▶ _WRITTEN INSTRUCTION 1_: List each distinct username that appears in the reply headers of the knitting-thread excerpt, naming each one only once.

▶ _SOURCE EXTRACT_:

With Fall quickly approaching, I'm really feeling a new hat is in order.
So if anyone is interested just jump in with suggestions for a pattern.
i went looking and found this one, : http://www.ravelry.com/patterns/library/lomond-hat










Keeps your ears warm, looks simple enough for the beginners, and just interesting enough for the experienced one's not to get bored. Not to mention it is worked in a bulky weight, on 10.5's, using only 112 yards!
For me personally, I'd leave off the pom-pom, just not a pom-pom kinda gal.

Anyone have another suggestion?
We'll wait until Monday to decide, that way everyone who wants to join in can have a chance to pick the pattern we all want to do.

Remember, we are knitting for ourselves, no exchanging on this one! So pick something you would want to wear.


----------



## Kris in MI (May 30, 2002)

Ooooh!! I think this is something I'd be interested in. Although, could we use this KAL as a way to get some Christmas gifts crossed off our lists? I personally don't need a new hat, but I'd do the KAL and then gift to a relative what I made.

I'm not a pom pom kind of girl either, although they seem to be back in style.

Here's my hat suggestion; I made three of these last fall. They are simple, fast to whip up (size 11 needle), and for those who have been wanting to try cables but too chicken, they have cables!

http://www.ravelry.com/patterns/library/star-crossed-slouchy-beret


----------



## hercsmama (Jan 15, 2004)

Kris that's a great idea! Make as many as you want for gifting, now why didn't I think of that?
You know I love that beret pattern, it's my favorite one on Ravelry..:bowtie:


----------



## 7thswan (Nov 18, 2008)

Oh, I'd love to. I'm just too busy outside yet.


----------



## gone-a-milkin (Mar 4, 2007)

Ask me about a KAL in October. 
Summer is raging along here.


----------



## Kris in MI (May 30, 2002)

Oh, summer's raging along here too, GAM. It's just that last night I realized July is almost over, and if I want to get Christmas presents made before the middle of December, I should probably start in August. So a KAL kind of fits in for me. eep:

Perhaps it could start slowly, and pick up steam once the gardens aren't going full tilt.

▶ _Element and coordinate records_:
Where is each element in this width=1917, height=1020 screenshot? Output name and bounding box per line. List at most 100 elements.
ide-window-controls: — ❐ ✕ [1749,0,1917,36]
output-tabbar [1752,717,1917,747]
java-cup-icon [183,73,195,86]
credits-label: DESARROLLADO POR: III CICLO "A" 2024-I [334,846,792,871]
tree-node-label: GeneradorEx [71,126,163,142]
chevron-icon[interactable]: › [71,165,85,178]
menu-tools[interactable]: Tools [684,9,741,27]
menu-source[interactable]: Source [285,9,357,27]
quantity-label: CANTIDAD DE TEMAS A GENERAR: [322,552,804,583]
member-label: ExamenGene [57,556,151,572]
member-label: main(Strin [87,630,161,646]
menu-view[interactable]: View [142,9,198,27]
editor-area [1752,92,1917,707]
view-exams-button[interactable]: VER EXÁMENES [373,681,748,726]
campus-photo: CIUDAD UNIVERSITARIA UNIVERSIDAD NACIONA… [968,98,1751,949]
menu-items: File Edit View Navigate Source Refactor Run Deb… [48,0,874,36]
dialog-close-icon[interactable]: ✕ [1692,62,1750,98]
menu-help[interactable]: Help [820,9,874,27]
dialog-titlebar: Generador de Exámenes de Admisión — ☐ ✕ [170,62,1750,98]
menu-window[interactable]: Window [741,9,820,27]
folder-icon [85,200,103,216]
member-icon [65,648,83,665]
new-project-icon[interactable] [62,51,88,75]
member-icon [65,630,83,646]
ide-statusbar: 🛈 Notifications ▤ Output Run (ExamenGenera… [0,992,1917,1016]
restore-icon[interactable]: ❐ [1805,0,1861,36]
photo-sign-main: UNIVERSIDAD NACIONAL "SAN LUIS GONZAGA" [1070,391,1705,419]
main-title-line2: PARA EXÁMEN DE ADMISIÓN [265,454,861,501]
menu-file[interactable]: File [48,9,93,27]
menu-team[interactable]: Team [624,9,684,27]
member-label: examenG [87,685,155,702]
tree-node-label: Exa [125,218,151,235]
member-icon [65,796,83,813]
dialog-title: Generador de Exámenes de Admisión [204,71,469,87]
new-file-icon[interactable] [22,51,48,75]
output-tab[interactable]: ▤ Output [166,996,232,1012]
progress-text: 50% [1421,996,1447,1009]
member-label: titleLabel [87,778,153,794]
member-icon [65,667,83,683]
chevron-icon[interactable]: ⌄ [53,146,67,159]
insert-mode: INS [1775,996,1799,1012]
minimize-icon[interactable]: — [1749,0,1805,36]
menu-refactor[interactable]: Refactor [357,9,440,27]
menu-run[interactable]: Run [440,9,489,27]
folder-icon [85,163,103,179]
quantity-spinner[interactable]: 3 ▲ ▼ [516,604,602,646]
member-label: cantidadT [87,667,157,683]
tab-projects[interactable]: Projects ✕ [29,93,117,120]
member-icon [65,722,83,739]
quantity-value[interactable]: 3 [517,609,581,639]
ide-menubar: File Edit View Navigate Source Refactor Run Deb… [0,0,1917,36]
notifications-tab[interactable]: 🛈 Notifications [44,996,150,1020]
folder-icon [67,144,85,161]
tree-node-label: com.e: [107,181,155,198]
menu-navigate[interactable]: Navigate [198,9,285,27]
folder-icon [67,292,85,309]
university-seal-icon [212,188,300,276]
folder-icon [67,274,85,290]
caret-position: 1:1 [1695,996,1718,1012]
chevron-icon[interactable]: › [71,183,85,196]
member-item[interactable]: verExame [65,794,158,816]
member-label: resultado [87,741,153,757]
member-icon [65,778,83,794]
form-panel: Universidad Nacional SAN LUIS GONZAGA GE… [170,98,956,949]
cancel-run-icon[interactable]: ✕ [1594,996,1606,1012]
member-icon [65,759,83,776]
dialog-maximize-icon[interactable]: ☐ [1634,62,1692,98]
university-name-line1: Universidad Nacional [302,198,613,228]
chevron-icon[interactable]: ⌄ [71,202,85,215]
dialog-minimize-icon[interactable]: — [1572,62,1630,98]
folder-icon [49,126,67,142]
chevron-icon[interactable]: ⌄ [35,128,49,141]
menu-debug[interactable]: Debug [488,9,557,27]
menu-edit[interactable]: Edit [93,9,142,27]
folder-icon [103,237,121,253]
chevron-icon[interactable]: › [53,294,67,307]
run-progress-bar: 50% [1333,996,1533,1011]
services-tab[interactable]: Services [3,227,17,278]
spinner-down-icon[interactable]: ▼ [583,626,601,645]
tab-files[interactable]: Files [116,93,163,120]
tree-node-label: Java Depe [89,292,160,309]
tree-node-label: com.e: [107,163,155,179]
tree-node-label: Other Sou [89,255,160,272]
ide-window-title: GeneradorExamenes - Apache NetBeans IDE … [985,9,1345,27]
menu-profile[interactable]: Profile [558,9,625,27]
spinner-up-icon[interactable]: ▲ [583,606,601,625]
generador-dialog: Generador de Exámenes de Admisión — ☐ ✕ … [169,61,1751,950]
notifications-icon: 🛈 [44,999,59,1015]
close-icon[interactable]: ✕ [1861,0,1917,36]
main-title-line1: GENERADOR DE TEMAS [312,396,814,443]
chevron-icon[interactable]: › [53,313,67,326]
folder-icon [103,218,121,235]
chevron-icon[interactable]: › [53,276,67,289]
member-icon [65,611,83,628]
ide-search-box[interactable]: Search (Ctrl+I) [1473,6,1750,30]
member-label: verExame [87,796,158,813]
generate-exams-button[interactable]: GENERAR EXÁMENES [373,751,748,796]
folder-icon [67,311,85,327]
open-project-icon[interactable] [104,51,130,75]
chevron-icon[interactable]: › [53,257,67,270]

▶ _WRITTEN INSTRUCTION 2_: Rewrite the records from the first line through the line containing "member-label: main(Strin [87,630,161,646]", inclusive, with "tree-node-label" changed to "tree-item-label" and everything else left as it is.

▶ _CORRECT ANSWER 1_:
Kris in MI
hercsmama
7thswan
gone-a-milkin

▶ _CORRECT ANSWER 2_:
Where is each element in this width=1917, height=1020 screenshot? Output name and bounding box per line. List at most 100 elements.
ide-window-controls: — ❐ ✕ [1749,0,1917,36]
output-tabbar [1752,717,1917,747]
java-cup-icon [183,73,195,86]
credits-label: DESARROLLADO POR: III CICLO "A" 2024-I [334,846,792,871]
tree-item-label: GeneradorEx [71,126,163,142]
chevron-icon[interactable]: › [71,165,85,178]
menu-tools[interactable]: Tools [684,9,741,27]
menu-source[interactable]: Source [285,9,357,27]
quantity-label: CANTIDAD DE TEMAS A GENERAR: [322,552,804,583]
member-label: ExamenGene [57,556,151,572]
member-label: main(Strin [87,630,161,646]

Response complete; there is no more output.